== Short problem ==
Retype the material below. Keep every word exactly as it is.

Extracted records:
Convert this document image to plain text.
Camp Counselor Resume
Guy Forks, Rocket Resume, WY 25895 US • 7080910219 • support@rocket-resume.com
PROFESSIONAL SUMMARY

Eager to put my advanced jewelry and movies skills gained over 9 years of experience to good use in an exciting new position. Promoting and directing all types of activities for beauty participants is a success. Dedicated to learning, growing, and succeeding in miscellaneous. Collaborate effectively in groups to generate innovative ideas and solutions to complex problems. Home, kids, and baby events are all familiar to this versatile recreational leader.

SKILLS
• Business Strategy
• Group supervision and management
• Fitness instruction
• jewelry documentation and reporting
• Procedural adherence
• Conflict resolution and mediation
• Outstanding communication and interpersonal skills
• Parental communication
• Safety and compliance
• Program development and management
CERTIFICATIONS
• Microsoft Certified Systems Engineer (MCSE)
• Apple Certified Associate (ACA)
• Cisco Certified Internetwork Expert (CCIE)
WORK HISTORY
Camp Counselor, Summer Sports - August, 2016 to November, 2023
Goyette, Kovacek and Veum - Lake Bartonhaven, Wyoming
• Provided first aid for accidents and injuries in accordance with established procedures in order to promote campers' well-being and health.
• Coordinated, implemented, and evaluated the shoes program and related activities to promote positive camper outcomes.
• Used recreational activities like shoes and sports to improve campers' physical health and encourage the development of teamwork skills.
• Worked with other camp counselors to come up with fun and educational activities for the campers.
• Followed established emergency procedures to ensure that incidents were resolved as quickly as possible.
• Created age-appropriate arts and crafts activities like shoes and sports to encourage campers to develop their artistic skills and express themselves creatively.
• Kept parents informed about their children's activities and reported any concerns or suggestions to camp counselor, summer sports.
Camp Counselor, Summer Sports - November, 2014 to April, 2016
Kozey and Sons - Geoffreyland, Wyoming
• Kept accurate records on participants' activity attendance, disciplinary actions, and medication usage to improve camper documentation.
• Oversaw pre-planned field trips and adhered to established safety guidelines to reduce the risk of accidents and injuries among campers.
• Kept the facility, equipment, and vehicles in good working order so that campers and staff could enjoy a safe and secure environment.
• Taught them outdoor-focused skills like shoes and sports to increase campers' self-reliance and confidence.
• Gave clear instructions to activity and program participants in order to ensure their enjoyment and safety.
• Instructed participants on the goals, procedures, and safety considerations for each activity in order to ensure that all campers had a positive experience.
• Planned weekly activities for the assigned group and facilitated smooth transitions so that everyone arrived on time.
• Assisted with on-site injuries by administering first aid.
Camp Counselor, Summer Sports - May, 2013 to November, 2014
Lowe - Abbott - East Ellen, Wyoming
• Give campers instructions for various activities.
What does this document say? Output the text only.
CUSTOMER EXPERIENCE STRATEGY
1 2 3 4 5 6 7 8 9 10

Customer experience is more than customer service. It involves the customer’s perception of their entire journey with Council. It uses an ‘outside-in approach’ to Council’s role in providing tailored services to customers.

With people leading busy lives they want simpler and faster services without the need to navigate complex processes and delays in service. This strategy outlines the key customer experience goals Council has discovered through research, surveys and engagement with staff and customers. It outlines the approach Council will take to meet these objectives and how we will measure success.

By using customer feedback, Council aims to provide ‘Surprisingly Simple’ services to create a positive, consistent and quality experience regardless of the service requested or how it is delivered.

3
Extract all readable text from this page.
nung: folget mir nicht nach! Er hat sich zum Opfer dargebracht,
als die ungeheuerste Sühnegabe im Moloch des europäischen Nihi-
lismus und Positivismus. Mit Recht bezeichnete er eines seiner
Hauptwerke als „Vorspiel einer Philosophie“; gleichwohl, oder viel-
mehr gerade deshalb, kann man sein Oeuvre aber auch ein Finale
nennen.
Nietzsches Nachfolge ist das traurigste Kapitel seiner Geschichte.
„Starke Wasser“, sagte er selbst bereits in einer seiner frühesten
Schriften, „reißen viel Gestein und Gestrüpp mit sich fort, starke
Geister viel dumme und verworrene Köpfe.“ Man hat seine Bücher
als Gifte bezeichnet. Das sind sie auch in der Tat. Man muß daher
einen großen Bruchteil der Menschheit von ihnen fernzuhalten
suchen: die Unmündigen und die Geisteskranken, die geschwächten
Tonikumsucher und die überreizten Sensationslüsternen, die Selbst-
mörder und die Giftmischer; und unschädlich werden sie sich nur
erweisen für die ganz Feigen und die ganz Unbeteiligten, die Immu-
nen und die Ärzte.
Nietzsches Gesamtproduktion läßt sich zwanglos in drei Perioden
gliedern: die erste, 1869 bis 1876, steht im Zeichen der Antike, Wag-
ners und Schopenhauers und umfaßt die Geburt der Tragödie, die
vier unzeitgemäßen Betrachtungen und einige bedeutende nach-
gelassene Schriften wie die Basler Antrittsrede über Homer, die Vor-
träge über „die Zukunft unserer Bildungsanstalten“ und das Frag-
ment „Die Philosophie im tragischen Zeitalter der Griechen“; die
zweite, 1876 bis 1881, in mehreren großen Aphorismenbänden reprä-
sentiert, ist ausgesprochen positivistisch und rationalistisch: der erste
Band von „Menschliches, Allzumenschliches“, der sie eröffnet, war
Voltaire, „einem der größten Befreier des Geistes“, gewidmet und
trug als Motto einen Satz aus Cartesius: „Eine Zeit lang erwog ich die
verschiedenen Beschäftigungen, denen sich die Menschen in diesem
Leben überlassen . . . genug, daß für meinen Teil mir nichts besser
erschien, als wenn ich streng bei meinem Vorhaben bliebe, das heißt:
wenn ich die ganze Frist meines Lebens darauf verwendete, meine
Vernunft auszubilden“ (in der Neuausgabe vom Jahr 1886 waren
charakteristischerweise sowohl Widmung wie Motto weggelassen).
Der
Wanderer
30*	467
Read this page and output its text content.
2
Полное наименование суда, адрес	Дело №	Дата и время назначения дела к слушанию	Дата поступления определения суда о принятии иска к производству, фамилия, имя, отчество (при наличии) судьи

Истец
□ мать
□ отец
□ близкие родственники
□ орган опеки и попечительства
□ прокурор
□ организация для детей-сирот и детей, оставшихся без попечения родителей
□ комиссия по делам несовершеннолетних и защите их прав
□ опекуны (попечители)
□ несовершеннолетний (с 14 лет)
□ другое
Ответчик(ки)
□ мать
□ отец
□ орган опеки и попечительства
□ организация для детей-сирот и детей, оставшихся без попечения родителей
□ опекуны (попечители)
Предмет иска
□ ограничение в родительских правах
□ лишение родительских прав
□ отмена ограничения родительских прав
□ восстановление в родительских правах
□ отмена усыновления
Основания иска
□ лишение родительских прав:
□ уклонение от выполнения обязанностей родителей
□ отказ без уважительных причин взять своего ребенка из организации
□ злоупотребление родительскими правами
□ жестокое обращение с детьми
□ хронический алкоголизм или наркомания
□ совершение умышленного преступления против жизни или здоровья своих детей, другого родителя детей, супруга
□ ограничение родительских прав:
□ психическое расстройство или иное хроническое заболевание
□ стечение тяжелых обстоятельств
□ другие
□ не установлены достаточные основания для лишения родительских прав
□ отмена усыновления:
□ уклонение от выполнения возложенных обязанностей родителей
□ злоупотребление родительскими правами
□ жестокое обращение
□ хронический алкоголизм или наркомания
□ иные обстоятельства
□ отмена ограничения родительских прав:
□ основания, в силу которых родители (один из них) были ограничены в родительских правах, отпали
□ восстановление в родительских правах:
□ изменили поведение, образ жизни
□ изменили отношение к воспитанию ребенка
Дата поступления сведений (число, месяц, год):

== Worked solution ==
Convert this document image to plain text.
Camp Counselor Resume
Guy Forks, Rocket Resume, WY 25895 US • 7080910219 • support@rocket-resume.com
PROFESSIONAL SUMMARY

Eager to put my advanced jewelry and movies skills gained over 9 years of experience to good use in an exciting new position. Promoting and directing all types of activities for beauty participants is a success. Dedicated to learning, growing, and succeeding in miscellaneous. Collaborate effectively in groups to generate innovative ideas and solutions to complex problems. Home, kids, and baby events are all familiar to this versatile recreational leader.

SKILLS
• Business Strategy
• Group supervision and management
• Fitness instruction
• jewelry documentation and reporting
• Procedural adherence
• Conflict resolution and mediation
• Outstanding communication and interpersonal skills
• Parental communication
• Safety and compliance
• Program development and management
CERTIFICATIONS
• Microsoft Certified Systems Engineer (MCSE)
• Apple Certified Associate (ACA)
• Cisco Certified Internetwork Expert (CCIE)
WORK HISTORY
Camp Counselor, Summer Sports - August, 2016 to November, 2023
Goyette, Kovacek and Veum - Lake Bartonhaven, Wyoming
• Provided first aid for accidents and injuries in accordance with established procedures in order to promote campers' well-being and health.
• Coordinated, implemented, and evaluated the shoes program and related activities to promote positive camper outcomes.
• Used recreational activities like shoes and sports to improve campers' physical health and encourage the development of teamwork skills.
• Worked with other camp counselors to come up with fun and educational activities for the campers.
• Followed established emergency procedures to ensure that incidents were resolved as quickly as possible.
• Created age-appropriate arts and crafts activities like shoes and sports to encourage campers to develop their artistic skills and express themselves creatively.
• Kept parents informed about their children's activities and reported any concerns or suggestions to camp counselor, summer sports.
Camp Counselor, Summer Sports - November, 2014 to April, 2016
Kozey and Sons - Geoffreyland, Wyoming
• Kept accurate records on participants' activity attendance, disciplinary actions, and medication usage to improve camper documentation.
• Oversaw pre-planned field trips and adhered to established safety guidelines to reduce the risk of accidents and injuries among campers.
• Kept the facility, equipment, and vehicles in good working order so that campers and staff could enjoy a safe and secure environment.
• Taught them outdoor-focused skills like shoes and sports to increase campers' self-reliance and confidence.
• Gave clear instructions to activity and program participants in order to ensure their enjoyment and safety.
• Instructed participants on the goals, procedures, and safety considerations for each activity in order to ensure that all campers had a positive experience.
• Planned weekly activities for the assigned group and facilitated smooth transitions so that everyone arrived on time.
• Assisted with on-site injuries by administering first aid.
Camp Counselor, Summer Sports - May, 2013 to November, 2014
Lowe - Abbott - East Ellen, Wyoming
• Give campers instructions for various activities.
What does this document say? Output the text only.
CUSTOMER EXPERIENCE STRATEGY
1 2 3 4 5 6 7 8 9 10

Customer experience is more than customer service. It involves the customer’s perception of their entire journey with Council. It uses an ‘outside-in approach’ to Council’s role in providing tailored services to customers.

With people leading busy lives they want simpler and faster services without the need to navigate complex processes and delays in service. This strategy outlines the key customer experience goals Council has discovered through research, surveys and engagement with staff and customers. It outlines the approach Council will take to meet these objectives and how we will measure success.

By using customer feedback, Council aims to provide ‘Surprisingly Simple’ services to create a positive, consistent and quality experience regardless of the service requested or how it is delivered.

3
Extract all readable text from this page.
nung: folget mir nicht nach! Er hat sich zum Opfer dargebracht,
als die ungeheuerste Sühnegabe im Moloch des europäischen Nihi-
lismus und Positivismus. Mit Recht bezeichnete er eines seiner
Hauptwerke als „Vorspiel einer Philosophie“; gleichwohl, oder viel-
mehr gerade deshalb, kann man sein Oeuvre aber auch ein Finale
nennen.
Nietzsches Nachfolge ist das traurigste Kapitel seiner Geschichte.
„Starke Wasser“, sagte er selbst bereits in einer seiner frühesten
Schriften, „reißen viel Gestein und Gestrüpp mit sich fort, starke
Geister viel dumme und verworrene Köpfe.“ Man hat seine Bücher
als Gifte bezeichnet. Das sind sie auch in der Tat. Man muß daher
einen großen Bruchteil der Menschheit von ihnen fernzuhalten
suchen: die Unmündigen und die Geisteskranken, die geschwächten
Tonikumsucher und die überreizten Sensationslüsternen, die Selbst-
mörder und die Giftmischer; und unschädlich werden sie sich nur
erweisen für die ganz Feigen und die ganz Unbeteiligten, die Immu-
nen und die Ärzte.
Nietzsches Gesamtproduktion läßt sich zwanglos in drei Perioden
gliedern: die erste, 1869 bis 1876, steht im Zeichen der Antike, Wag-
ners und Schopenhauers und umfaßt die Geburt der Tragödie, die
vier unzeitgemäßen Betrachtungen und einige bedeutende nach-
gelassene Schriften wie die Basler Antrittsrede über Homer, die Vor-
träge über „die Zukunft unserer Bildungsanstalten“ und das Frag-
ment „Die Philosophie im tragischen Zeitalter der Griechen“; die
zweite, 1876 bis 1881, in mehreren großen Aphorismenbänden reprä-
sentiert, ist ausgesprochen positivistisch und rationalistisch: der erste
Band von „Menschliches, Allzumenschliches“, der sie eröffnet, war
Voltaire, „einem der größten Befreier des Geistes“, gewidmet und
trug als Motto einen Satz aus Cartesius: „Eine Zeit lang erwog ich die
verschiedenen Beschäftigungen, denen sich die Menschen in diesem
Leben überlassen . . . genug, daß für meinen Teil mir nichts besser
erschien, als wenn ich streng bei meinem Vorhaben bliebe, das heißt:
wenn ich die ganze Frist meines Lebens darauf verwendete, meine
Vernunft auszubilden“ (in der Neuausgabe vom Jahr 1886 waren
charakteristischerweise sowohl Widmung wie Motto weggelassen).
Der
Wanderer
30*	467
Read this page and output its text content.
2
Полное наименование суда, адрес	Дело №	Дата и время назначения дела к слушанию	Дата поступления определения суда о принятии иска к производству, фамилия, имя, отчество (при наличии) судьи

Истец
□ мать
□ отец
□ близкие родственники
□ орган опеки и попечительства
□ прокурор
□ организация для детей-сирот и детей, оставшихся без попечения родителей
□ комиссия по делам несовершеннолетних и защите их прав
□ опекуны (попечители)
□ несовершеннолетний (с 14 лет)
□ другое
Ответчик(ки)
□ мать
□ отец
□ орган опеки и попечительства
□ организация для детей-сирот и детей, оставшихся без попечения родителей
□ опекуны (попечители)
Предмет иска
□ ограничение в родительских правах
□ лишение родительских прав
□ отмена ограничения родительских прав
□ восстановление в родительских правах
□ отмена усыновления
Основания иска
□ лишение родительских прав:
□ уклонение от выполнения обязанностей родителей
□ отказ без уважительных причин взять своего ребенка из организации
□ злоупотребление родительскими правами
□ жестокое обращение с детьми
□ хронический алкоголизм или наркомания
□ совершение умышленного преступления против жизни или здоровья своих детей, другого родителя детей, супруга
□ ограничение родительских прав:
□ психическое расстройство или иное хроническое заболевание
□ стечение тяжелых обстоятельств
□ другие
□ не установлены достаточные основания для лишения родительских прав
□ отмена усыновления:
□ уклонение от выполнения возложенных обязанностей родителей
□ злоупотребление родительскими правами
□ жестокое обращение
□ хронический алкоголизм или наркомания
□ иные обстоятельства
□ отмена ограничения родительских прав:
□ основания, в силу которых родители (один из них) были ограничены в родительских правах, отпали
□ восстановление в родительских правах:
□ изменили поведение, образ жизни
□ изменили отношение к воспитанию ребенка
Дата поступления сведений (число, месяц, год):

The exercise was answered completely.